**STATED PROBLEM**
From the entries below, please gather each line containing the string "портала".

___ RAW DATA

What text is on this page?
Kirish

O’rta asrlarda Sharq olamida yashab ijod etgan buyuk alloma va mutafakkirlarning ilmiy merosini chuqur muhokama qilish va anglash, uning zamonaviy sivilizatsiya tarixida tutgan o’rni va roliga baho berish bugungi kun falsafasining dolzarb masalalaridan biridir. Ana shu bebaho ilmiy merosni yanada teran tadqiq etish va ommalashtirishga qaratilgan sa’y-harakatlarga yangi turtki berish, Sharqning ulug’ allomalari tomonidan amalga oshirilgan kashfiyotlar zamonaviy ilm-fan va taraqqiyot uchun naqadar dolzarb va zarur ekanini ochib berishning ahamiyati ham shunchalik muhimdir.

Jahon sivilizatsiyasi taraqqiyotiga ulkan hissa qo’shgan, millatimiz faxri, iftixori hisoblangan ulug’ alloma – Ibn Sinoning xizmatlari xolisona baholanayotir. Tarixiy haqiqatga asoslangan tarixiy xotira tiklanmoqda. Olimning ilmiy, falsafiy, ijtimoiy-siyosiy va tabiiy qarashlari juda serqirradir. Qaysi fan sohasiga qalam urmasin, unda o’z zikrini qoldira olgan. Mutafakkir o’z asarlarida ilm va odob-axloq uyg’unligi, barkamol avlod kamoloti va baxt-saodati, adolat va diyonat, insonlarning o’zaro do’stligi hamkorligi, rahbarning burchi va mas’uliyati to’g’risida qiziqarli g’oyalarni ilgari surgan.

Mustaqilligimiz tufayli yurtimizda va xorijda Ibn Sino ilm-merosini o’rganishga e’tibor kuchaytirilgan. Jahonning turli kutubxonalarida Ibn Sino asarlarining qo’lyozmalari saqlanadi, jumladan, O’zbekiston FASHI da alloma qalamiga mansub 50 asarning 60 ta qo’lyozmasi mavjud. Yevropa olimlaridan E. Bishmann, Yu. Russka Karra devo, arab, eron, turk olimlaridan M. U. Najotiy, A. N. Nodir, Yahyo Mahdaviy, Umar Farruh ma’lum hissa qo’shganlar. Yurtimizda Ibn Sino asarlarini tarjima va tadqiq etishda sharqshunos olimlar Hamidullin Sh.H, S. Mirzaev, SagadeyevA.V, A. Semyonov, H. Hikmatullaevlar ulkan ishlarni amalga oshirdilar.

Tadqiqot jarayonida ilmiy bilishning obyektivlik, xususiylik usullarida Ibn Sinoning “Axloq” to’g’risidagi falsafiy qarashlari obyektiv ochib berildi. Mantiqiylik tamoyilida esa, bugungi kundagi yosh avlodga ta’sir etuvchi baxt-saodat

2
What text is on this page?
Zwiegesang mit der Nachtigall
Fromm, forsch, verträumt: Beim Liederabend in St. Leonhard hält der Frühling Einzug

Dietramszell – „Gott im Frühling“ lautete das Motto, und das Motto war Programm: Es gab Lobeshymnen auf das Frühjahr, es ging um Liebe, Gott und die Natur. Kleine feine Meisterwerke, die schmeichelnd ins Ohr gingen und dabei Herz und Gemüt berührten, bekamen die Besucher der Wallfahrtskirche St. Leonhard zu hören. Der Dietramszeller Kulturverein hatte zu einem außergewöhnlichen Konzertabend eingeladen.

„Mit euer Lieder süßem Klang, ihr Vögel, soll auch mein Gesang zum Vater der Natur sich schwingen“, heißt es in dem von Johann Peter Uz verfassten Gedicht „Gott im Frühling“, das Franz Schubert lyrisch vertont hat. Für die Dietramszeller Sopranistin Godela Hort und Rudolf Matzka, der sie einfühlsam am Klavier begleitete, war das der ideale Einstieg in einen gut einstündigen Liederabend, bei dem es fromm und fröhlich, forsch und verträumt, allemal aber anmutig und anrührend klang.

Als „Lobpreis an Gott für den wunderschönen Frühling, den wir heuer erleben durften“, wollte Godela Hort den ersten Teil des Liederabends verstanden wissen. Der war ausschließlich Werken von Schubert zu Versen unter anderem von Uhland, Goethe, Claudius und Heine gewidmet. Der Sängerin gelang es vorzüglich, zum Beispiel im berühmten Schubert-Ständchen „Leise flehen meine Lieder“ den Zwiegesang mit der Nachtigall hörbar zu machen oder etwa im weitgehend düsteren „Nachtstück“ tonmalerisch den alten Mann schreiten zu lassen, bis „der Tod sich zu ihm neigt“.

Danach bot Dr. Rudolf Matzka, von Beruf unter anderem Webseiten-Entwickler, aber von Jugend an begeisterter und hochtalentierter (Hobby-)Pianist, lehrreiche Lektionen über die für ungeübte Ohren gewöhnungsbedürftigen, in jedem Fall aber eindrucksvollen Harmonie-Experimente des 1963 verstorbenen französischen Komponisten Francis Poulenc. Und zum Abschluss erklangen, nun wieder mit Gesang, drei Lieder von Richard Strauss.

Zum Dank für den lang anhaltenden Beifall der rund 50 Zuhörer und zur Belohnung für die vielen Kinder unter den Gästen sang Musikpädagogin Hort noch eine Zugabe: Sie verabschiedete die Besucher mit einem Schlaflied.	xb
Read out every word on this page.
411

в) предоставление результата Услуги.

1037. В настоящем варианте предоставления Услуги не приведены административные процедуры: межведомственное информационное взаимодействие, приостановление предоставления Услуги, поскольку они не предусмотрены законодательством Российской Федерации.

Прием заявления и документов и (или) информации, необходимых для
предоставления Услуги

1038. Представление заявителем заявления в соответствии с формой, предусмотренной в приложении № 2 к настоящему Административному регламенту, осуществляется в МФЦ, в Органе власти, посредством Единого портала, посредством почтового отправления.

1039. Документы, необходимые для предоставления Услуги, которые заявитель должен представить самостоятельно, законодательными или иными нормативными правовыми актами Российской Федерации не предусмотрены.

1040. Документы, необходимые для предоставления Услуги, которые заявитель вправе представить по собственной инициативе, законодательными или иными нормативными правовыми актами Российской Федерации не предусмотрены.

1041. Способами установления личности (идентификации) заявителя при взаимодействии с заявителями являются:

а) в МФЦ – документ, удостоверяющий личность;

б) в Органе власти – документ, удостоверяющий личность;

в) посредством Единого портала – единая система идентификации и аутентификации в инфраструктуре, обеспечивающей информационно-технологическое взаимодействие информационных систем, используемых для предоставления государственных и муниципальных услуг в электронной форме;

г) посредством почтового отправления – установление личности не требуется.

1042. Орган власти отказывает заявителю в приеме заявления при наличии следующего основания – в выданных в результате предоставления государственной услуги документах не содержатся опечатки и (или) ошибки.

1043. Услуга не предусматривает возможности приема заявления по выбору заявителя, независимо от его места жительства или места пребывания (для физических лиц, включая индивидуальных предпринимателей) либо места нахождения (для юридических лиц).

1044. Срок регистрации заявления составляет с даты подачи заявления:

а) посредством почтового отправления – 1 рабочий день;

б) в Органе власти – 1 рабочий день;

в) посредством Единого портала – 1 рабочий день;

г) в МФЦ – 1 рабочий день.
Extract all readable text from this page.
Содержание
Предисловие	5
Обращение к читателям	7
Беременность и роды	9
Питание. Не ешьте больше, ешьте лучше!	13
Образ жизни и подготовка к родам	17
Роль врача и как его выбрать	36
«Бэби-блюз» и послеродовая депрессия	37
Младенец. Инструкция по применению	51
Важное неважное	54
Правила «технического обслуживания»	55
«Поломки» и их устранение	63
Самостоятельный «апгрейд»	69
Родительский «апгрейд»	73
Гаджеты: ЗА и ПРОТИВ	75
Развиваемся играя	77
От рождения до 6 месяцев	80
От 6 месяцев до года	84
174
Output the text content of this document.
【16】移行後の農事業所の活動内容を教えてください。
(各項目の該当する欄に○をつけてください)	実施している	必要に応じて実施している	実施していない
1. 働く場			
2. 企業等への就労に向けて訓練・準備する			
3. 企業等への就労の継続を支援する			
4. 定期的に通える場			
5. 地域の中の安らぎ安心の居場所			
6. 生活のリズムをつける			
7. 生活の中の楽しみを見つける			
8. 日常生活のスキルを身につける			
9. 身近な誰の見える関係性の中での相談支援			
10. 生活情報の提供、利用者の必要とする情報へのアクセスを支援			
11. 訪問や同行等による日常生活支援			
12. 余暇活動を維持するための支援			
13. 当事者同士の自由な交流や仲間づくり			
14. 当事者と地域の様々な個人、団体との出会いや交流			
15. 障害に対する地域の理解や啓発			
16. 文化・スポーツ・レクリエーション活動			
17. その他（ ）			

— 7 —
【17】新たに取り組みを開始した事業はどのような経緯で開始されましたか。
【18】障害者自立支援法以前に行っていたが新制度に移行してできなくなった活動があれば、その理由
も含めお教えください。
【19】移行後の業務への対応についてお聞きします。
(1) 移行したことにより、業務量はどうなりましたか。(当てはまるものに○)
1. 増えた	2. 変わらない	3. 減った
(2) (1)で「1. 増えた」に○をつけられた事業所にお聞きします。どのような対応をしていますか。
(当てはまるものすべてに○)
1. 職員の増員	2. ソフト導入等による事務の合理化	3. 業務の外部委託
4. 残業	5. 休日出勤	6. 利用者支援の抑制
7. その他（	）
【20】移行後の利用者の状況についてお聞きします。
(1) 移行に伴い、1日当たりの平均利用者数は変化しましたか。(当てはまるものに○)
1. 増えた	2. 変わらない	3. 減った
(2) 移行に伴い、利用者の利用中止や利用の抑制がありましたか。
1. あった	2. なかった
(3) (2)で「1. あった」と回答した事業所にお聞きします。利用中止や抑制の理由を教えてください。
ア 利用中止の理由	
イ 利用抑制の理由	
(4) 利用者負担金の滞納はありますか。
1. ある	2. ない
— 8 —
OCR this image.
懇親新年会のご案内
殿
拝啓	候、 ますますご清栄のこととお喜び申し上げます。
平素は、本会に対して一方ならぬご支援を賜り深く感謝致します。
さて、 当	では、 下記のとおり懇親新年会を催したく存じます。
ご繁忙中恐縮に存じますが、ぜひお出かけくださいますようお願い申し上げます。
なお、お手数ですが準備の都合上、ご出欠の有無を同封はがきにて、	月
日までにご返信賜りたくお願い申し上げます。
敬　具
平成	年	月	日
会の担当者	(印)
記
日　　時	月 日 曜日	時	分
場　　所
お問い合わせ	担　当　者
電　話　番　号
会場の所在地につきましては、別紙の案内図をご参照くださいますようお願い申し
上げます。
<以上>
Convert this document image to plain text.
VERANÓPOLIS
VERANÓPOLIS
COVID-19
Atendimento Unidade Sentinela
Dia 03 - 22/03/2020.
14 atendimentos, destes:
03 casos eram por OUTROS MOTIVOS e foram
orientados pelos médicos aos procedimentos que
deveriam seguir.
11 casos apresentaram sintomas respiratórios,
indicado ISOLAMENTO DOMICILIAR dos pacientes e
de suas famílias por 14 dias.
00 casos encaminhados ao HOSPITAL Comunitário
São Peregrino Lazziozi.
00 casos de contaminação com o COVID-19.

______

**THE REPLY**
1038. Представление заявителем заявления в соответствии с формой, предусмотренной в приложении № 2 к настоящему Административному регламенту, осуществляется в МФЦ, в Органе власти, посредством Единого портала, посредством почтового отправления.
в) посредством Единого портала – единая система идентификации и аутентификации в инфраструктуре, обеспечивающей информационно-технологическое взаимодействие информационных систем, используемых для предоставления государственных и муниципальных услуг в электронной форме;
в) посредством Единого портала – 1 рабочий день;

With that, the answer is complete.